Saved entries =>
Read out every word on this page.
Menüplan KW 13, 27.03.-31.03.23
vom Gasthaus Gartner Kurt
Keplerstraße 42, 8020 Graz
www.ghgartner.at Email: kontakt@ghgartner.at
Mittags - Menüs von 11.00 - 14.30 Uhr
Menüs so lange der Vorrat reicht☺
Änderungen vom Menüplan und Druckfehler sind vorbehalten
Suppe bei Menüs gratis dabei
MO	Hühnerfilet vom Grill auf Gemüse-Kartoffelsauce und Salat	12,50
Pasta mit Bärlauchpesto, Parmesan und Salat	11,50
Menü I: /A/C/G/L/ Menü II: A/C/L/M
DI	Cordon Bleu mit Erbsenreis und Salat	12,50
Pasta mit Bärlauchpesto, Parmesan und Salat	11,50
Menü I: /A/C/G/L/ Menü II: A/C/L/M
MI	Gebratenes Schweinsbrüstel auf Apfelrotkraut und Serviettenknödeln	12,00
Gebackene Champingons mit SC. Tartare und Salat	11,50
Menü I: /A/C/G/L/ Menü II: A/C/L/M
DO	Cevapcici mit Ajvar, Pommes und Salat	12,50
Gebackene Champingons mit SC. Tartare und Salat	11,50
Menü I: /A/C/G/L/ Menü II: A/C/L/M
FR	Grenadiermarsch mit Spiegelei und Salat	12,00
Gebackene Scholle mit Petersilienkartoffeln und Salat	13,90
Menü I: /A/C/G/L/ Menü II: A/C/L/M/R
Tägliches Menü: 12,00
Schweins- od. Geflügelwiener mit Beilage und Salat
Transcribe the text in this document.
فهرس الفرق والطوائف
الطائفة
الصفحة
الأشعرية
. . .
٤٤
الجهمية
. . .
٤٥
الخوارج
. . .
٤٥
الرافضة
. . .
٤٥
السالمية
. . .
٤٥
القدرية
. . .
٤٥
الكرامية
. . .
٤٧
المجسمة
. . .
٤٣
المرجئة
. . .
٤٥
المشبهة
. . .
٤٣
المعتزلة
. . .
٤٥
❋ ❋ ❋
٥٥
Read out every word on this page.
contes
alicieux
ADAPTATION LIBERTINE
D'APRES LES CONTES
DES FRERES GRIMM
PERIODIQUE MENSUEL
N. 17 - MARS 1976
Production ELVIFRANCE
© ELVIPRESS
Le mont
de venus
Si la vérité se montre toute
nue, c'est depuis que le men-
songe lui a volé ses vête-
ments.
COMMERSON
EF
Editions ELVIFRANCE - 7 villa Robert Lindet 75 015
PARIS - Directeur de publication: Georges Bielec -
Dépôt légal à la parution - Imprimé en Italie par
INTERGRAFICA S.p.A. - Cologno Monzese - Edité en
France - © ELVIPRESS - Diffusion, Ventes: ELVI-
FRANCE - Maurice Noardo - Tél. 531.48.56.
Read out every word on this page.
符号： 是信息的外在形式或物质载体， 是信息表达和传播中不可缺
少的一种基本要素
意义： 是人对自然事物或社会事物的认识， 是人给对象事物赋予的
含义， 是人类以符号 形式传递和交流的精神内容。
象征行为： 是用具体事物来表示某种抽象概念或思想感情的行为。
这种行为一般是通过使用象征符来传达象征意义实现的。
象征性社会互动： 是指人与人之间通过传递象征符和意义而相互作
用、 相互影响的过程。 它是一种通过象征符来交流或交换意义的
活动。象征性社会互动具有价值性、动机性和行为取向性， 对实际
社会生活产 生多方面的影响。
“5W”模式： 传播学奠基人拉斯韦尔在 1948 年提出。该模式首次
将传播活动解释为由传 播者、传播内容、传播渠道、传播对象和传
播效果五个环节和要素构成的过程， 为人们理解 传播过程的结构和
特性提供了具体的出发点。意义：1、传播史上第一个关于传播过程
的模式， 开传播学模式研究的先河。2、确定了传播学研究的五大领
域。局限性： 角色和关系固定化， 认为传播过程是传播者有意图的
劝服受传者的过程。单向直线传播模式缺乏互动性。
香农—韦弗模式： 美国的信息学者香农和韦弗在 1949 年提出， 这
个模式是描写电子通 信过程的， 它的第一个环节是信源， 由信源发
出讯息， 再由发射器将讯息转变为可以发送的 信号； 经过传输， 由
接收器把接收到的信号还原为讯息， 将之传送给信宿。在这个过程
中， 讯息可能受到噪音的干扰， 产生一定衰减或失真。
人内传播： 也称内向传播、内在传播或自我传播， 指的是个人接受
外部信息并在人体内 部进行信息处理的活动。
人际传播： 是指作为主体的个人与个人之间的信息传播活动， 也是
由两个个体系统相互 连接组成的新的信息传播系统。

REQUIRED WORK =>
Write out all records exactly, keeping every detail.

FULL OUTPUT =>
Read out every word on this page.
Menüplan KW 13, 27.03.-31.03.23
vom Gasthaus Gartner Kurt
Keplerstraße 42, 8020 Graz
www.ghgartner.at Email: kontakt@ghgartner.at
Mittags - Menüs von 11.00 - 14.30 Uhr
Menüs so lange der Vorrat reicht☺
Änderungen vom Menüplan und Druckfehler sind vorbehalten
Suppe bei Menüs gratis dabei
MO	Hühnerfilet vom Grill auf Gemüse-Kartoffelsauce und Salat	12,50
Pasta mit Bärlauchpesto, Parmesan und Salat	11,50
Menü I: /A/C/G/L/ Menü II: A/C/L/M
DI	Cordon Bleu mit Erbsenreis und Salat	12,50
Pasta mit Bärlauchpesto, Parmesan und Salat	11,50
Menü I: /A/C/G/L/ Menü II: A/C/L/M
MI	Gebratenes Schweinsbrüstel auf Apfelrotkraut und Serviettenknödeln	12,00
Gebackene Champingons mit SC. Tartare und Salat	11,50
Menü I: /A/C/G/L/ Menü II: A/C/L/M
DO	Cevapcici mit Ajvar, Pommes und Salat	12,50
Gebackene Champingons mit SC. Tartare und Salat	11,50
Menü I: /A/C/G/L/ Menü II: A/C/L/M
FR	Grenadiermarsch mit Spiegelei und Salat	12,00
Gebackene Scholle mit Petersilienkartoffeln und Salat	13,90
Menü I: /A/C/G/L/ Menü II: A/C/L/M/R
Tägliches Menü: 12,00
Schweins- od. Geflügelwiener mit Beilage und Salat
Transcribe the text in this document.
فهرس الفرق والطوائف
الطائفة
الصفحة
الأشعرية
. . .
٤٤
الجهمية
. . .
٤٥
الخوارج
. . .
٤٥
الرافضة
. . .
٤٥
السالمية
. . .
٤٥
القدرية
. . .
٤٥
الكرامية
. . .
٤٧
المجسمة
. . .
٤٣
المرجئة
. . .
٤٥
المشبهة
. . .
٤٣
المعتزلة
. . .
٤٥
❋ ❋ ❋
٥٥
Read out every word on this page.
contes
alicieux
ADAPTATION LIBERTINE
D'APRES LES CONTES
DES FRERES GRIMM
PERIODIQUE MENSUEL
N. 17 - MARS 1976
Production ELVIFRANCE
© ELVIPRESS
Le mont
de venus
Si la vérité se montre toute
nue, c'est depuis que le men-
songe lui a volé ses vête-
ments.
COMMERSON
EF
Editions ELVIFRANCE - 7 villa Robert Lindet 75 015
PARIS - Directeur de publication: Georges Bielec -
Dépôt légal à la parution - Imprimé en Italie par
INTERGRAFICA S.p.A. - Cologno Monzese - Edité en
France - © ELVIPRESS - Diffusion, Ventes: ELVI-
FRANCE - Maurice Noardo - Tél. 531.48.56.
Read out every word on this page.
符号： 是信息的外在形式或物质载体， 是信息表达和传播中不可缺
少的一种基本要素
意义： 是人对自然事物或社会事物的认识， 是人给对象事物赋予的
含义， 是人类以符号 形式传递和交流的精神内容。
象征行为： 是用具体事物来表示某种抽象概念或思想感情的行为。
这种行为一般是通过使用象征符来传达象征意义实现的。
象征性社会互动： 是指人与人之间通过传递象征符和意义而相互作
用、 相互影响的过程。 它是一种通过象征符来交流或交换意义的
活动。象征性社会互动具有价值性、动机性和行为取向性， 对实际
社会生活产 生多方面的影响。
“5W”模式： 传播学奠基人拉斯韦尔在 1948 年提出。该模式首次
将传播活动解释为由传 播者、传播内容、传播渠道、传播对象和传
播效果五个环节和要素构成的过程， 为人们理解 传播过程的结构和
特性提供了具体的出发点。意义：1、传播史上第一个关于传播过程
的模式， 开传播学模式研究的先河。2、确定了传播学研究的五大领
域。局限性： 角色和关系固定化， 认为传播过程是传播者有意图的
劝服受传者的过程。单向直线传播模式缺乏互动性。
香农—韦弗模式： 美国的信息学者香农和韦弗在 1949 年提出， 这
个模式是描写电子通 信过程的， 它的第一个环节是信源， 由信源发
出讯息， 再由发射器将讯息转变为可以发送的 信号； 经过传输， 由
接收器把接收到的信号还原为讯息， 将之传送给信宿。在这个过程
中， 讯息可能受到噪音的干扰， 产生一定衰减或失真。
人内传播： 也称内向传播、内在传播或自我传播， 指的是个人接受
外部信息并在人体内 部进行信息处理的活动。
人际传播： 是指作为主体的个人与个人之间的信息传播活动， 也是
由两个个体系统相互 连接组成的新的信息传播系统。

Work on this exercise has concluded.